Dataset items
>> Begin

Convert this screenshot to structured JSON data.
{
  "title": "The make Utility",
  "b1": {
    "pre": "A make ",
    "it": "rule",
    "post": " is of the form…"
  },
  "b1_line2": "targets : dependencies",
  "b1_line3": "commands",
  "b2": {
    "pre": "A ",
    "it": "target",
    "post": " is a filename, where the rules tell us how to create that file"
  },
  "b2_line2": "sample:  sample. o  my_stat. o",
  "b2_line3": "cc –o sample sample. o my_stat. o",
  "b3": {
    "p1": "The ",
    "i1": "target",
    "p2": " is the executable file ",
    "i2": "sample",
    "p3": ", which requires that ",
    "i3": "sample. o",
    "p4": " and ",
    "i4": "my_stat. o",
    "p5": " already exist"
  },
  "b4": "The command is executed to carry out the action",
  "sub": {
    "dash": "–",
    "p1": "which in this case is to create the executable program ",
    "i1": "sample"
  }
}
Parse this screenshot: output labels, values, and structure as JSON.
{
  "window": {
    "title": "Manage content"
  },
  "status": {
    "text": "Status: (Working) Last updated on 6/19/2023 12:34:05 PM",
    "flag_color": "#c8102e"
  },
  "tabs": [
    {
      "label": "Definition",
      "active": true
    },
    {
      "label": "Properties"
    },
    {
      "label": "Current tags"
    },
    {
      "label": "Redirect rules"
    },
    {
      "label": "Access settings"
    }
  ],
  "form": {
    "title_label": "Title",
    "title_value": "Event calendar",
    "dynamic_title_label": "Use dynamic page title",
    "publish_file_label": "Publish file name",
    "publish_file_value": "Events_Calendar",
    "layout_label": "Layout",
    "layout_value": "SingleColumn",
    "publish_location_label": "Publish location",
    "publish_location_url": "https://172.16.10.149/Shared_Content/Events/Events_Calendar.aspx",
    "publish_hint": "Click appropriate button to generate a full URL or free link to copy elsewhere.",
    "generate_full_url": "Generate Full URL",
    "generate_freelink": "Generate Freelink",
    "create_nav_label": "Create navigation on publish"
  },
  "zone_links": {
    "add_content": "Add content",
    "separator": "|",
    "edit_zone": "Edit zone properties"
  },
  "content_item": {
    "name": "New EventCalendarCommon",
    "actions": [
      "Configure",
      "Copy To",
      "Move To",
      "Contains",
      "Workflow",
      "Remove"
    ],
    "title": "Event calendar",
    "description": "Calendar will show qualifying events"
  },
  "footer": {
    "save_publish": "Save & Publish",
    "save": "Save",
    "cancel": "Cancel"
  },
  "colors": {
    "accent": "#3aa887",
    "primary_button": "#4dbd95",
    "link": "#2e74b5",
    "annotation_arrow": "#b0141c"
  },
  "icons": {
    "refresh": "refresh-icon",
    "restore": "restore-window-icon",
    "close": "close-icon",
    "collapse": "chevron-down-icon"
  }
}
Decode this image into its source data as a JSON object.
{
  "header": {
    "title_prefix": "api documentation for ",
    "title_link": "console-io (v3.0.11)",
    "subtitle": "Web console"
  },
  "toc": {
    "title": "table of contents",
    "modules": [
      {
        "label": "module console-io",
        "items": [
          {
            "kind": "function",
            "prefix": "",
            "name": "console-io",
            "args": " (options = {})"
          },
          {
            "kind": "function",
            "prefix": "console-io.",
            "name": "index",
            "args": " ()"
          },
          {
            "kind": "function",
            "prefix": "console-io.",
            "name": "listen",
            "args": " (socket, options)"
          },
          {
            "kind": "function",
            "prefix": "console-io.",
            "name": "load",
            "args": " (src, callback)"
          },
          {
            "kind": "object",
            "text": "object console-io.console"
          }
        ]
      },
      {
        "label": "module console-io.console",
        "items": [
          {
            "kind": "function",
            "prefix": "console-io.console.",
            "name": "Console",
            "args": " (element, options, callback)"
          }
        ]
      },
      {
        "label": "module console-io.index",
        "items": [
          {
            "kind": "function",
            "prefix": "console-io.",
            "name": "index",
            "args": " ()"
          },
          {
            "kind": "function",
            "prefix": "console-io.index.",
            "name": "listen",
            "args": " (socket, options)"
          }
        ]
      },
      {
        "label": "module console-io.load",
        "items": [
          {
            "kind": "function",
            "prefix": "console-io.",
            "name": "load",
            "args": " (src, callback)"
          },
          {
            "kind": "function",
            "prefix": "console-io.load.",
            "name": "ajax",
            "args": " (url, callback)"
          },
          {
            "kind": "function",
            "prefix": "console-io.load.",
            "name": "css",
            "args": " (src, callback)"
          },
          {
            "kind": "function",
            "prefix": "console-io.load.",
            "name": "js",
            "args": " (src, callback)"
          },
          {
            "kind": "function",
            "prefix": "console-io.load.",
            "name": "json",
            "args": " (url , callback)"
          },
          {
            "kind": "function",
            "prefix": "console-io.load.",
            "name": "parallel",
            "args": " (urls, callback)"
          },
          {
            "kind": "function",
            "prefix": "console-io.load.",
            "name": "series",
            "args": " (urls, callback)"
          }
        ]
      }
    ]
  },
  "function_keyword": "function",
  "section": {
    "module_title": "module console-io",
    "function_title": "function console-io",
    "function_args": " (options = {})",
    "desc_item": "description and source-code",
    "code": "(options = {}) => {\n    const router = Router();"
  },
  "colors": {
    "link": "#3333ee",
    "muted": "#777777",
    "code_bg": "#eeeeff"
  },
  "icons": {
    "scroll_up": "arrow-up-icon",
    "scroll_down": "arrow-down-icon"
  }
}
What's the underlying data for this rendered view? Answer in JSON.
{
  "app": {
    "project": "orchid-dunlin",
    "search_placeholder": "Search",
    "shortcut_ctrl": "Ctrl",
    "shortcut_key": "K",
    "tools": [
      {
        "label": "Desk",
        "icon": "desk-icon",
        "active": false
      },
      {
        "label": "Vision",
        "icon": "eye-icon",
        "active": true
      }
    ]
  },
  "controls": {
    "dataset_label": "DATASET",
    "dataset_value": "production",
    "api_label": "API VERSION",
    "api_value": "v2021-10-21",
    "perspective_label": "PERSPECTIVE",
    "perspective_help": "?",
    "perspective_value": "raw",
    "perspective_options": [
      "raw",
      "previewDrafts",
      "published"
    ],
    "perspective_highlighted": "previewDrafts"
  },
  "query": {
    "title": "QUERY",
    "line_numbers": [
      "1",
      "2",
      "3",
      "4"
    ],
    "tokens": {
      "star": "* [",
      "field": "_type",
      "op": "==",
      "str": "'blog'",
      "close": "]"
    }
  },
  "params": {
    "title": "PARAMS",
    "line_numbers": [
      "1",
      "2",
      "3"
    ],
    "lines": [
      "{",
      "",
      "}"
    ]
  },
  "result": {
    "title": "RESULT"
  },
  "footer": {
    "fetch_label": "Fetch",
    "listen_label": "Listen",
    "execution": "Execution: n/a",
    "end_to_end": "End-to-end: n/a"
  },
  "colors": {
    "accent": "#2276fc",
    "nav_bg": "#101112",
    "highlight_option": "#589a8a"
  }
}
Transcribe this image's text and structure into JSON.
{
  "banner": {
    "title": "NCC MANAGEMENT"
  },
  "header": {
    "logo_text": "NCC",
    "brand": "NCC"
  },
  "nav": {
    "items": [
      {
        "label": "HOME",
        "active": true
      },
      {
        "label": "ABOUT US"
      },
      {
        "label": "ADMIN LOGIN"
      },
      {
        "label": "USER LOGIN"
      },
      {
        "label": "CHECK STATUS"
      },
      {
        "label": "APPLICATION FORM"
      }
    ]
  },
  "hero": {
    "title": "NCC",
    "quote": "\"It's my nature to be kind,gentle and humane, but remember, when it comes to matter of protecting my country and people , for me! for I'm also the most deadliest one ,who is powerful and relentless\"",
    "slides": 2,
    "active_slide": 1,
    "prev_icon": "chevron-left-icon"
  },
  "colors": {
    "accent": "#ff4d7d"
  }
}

>> End

* _OBJECTIVE_
Extract the full listing above without alteration.

* _COMPLETE OUTPUT_
Convert this screenshot to structured JSON data.
{
  "title": "The make Utility",
  "b1": {
    "pre": "A make ",
    "it": "rule",
    "post": " is of the form…"
  },
  "b1_line2": "targets : dependencies",
  "b1_line3": "commands",
  "b2": {
    "pre": "A ",
    "it": "target",
    "post": " is a filename, where the rules tell us how to create that file"
  },
  "b2_line2": "sample:  sample. o  my_stat. o",
  "b2_line3": "cc –o sample sample. o my_stat. o",
  "b3": {
    "p1": "The ",
    "i1": "target",
    "p2": " is the executable file ",
    "i2": "sample",
    "p3": ", which requires that ",
    "i3": "sample. o",
    "p4": " and ",
    "i4": "my_stat. o",
    "p5": " already exist"
  },
  "b4": "The command is executed to carry out the action",
  "sub": {
    "dash": "–",
    "p1": "which in this case is to create the executable program ",
    "i1": "sample"
  }
}
Parse this screenshot: output labels, values, and structure as JSON.
{
  "window": {
    "title": "Manage content"
  },
  "status": {
    "text": "Status: (Working) Last updated on 6/19/2023 12:34:05 PM",
    "flag_color": "#c8102e"
  },
  "tabs": [
    {
      "label": "Definition",
      "active": true
    },
    {
      "label": "Properties"
    },
    {
      "label": "Current tags"
    },
    {
      "label": "Redirect rules"
    },
    {
      "label": "Access settings"
    }
  ],
  "form": {
    "title_label": "Title",
    "title_value": "Event calendar",
    "dynamic_title_label": "Use dynamic page title",
    "publish_file_label": "Publish file name",
    "publish_file_value": "Events_Calendar",
    "layout_label": "Layout",
    "layout_value": "SingleColumn",
    "publish_location_label": "Publish location",
    "publish_location_url": "https://172.16.10.149/Shared_Content/Events/Events_Calendar.aspx",
    "publish_hint": "Click appropriate button to generate a full URL or free link to copy elsewhere.",
    "generate_full_url": "Generate Full URL",
    "generate_freelink": "Generate Freelink",
    "create_nav_label": "Create navigation on publish"
  },
  "zone_links": {
    "add_content": "Add content",
    "separator": "|",
    "edit_zone": "Edit zone properties"
  },
  "content_item": {
    "name": "New EventCalendarCommon",
    "actions": [
      "Configure",
      "Copy To",
      "Move To",
      "Contains",
      "Workflow",
      "Remove"
    ],
    "title": "Event calendar",
    "description": "Calendar will show qualifying events"
  },
  "footer": {
    "save_publish": "Save & Publish",
    "save": "Save",
    "cancel": "Cancel"
  },
  "colors": {
    "accent": "#3aa887",
    "primary_button": "#4dbd95",
    "link": "#2e74b5",
    "annotation_arrow": "#b0141c"
  },
  "icons": {
    "refresh": "refresh-icon",
    "restore": "restore-window-icon",
    "close": "close-icon",
    "collapse": "chevron-down-icon"
  }
}
Decode this image into its source data as a JSON object.
{
  "header": {
    "title_prefix": "api documentation for ",
    "title_link": "console-io (v3.0.11)",
    "subtitle": "Web console"
  },
  "toc": {
    "title": "table of contents",
    "modules": [
      {
        "label": "module console-io",
        "items": [
          {
            "kind": "function",
            "prefix": "",
            "name": "console-io",
            "args": " (options = {})"
          },
          {
            "kind": "function",
            "prefix": "console-io.",
            "name": "index",
            "args": " ()"
          },
          {
            "kind": "function",
            "prefix": "console-io.",
            "name": "listen",
            "args": " (socket, options)"
          },
          {
            "kind": "function",
            "prefix": "console-io.",
            "name": "load",
            "args": " (src, callback)"
          },
          {
            "kind": "object",
            "text": "object console-io.console"
          }
        ]
      },
      {
        "label": "module console-io.console",
        "items": [
          {
            "kind": "function",
            "prefix": "console-io.console.",
            "name": "Console",
            "args": " (element, options, callback)"
          }
        ]
      },
      {
        "label": "module console-io.index",
        "items": [
          {
            "kind": "function",
            "prefix": "console-io.",
            "name": "index",
            "args": " ()"
          },
          {
            "kind": "function",
            "prefix": "console-io.index.",
            "name": "listen",
            "args": " (socket, options)"
          }
        ]
      },
      {
        "label": "module console-io.load",
        "items": [
          {
            "kind": "function",
            "prefix": "console-io.",
            "name": "load",
            "args": " (src, callback)"
          },
          {
            "kind": "function",
            "prefix": "console-io.load.",
            "name": "ajax",
            "args": " (url, callback)"
          },
          {
            "kind": "function",
            "prefix": "console-io.load.",
            "name": "css",
            "args": " (src, callback)"
          },
          {
            "kind": "function",
            "prefix": "console-io.load.",
            "name": "js",
            "args": " (src, callback)"
          },
          {
            "kind": "function",
            "prefix": "console-io.load.",
            "name": "json",
            "args": " (url , callback)"
          },
          {
            "kind": "function",
            "prefix": "console-io.load.",
            "name": "parallel",
            "args": " (urls, callback)"
          },
          {
            "kind": "function",
            "prefix": "console-io.load.",
            "name": "series",
            "args": " (urls, callback)"
          }
        ]
      }
    ]
  },
  "function_keyword": "function",
  "section": {
    "module_title": "module console-io",
    "function_title": "function console-io",
    "function_args": " (options = {})",
    "desc_item": "description and source-code",
    "code": "(options = {}) => {\n    const router = Router();"
  },
  "colors": {
    "link": "#3333ee",
    "muted": "#777777",
    "code_bg": "#eeeeff"
  },
  "icons": {
    "scroll_up": "arrow-up-icon",
    "scroll_down": "arrow-down-icon"
  }
}
What's the underlying data for this rendered view? Answer in JSON.
{
  "app": {
    "project": "orchid-dunlin",
    "search_placeholder": "Search",
    "shortcut_ctrl": "Ctrl",
    "shortcut_key": "K",
    "tools": [
      {
        "label": "Desk",
        "icon": "desk-icon",
        "active": false
      },
      {
        "label": "Vision",
        "icon": "eye-icon",
        "active": true
      }
    ]
  },
  "controls": {
    "dataset_label": "DATASET",
    "dataset_value": "production",
    "api_label": "API VERSION",
    "api_value": "v2021-10-21",
    "perspective_label": "PERSPECTIVE",
    "perspective_help": "?",
    "perspective_value": "raw",
    "perspective_options": [
      "raw",
      "previewDrafts",
      "published"
    ],
    "perspective_highlighted": "previewDrafts"
  },
  "query": {
    "title": "QUERY",
    "line_numbers": [
      "1",
      "2",
      "3",
      "4"
    ],
    "tokens": {
      "star": "* [",
      "field": "_type",
      "op": "==",
      "str": "'blog'",
      "close": "]"
    }
  },
  "params": {
    "title": "PARAMS",
    "line_numbers": [
      "1",
      "2",
      "3"
    ],
    "lines": [
      "{",
      "",
      "}"
    ]
  },
  "result": {
    "title": "RESULT"
  },
  "footer": {
    "fetch_label": "Fetch",
    "listen_label": "Listen",
    "execution": "Execution: n/a",
    "end_to_end": "End-to-end: n/a"
  },
  "colors": {
    "accent": "#2276fc",
    "nav_bg": "#101112",
    "highlight_option": "#589a8a"
  }
}
Transcribe this image's text and structure into JSON.
{
  "banner": {
    "title": "NCC MANAGEMENT"
  },
  "header": {
    "logo_text": "NCC",
    "brand": "NCC"
  },
  "nav": {
    "items": [
      {
        "label": "HOME",
        "active": true
      },
      {
        "label": "ABOUT US"
      },
      {
        "label": "ADMIN LOGIN"
      },
      {
        "label": "USER LOGIN"
      },
      {
        "label": "CHECK STATUS"
      },
      {
        "label": "APPLICATION FORM"
      }
    ]
  },
  "hero": {
    "title": "NCC",
    "quote": "\"It's my nature to be kind,gentle and humane, but remember, when it comes to matter of protecting my country and people , for me! for I'm also the most deadliest one ,who is powerful and relentless\"",
    "slides": 2,
    "active_slide": 1,
    "prev_icon": "chevron-left-icon"
  },
  "colors": {
    "accent": "#ff4d7d"
  }
}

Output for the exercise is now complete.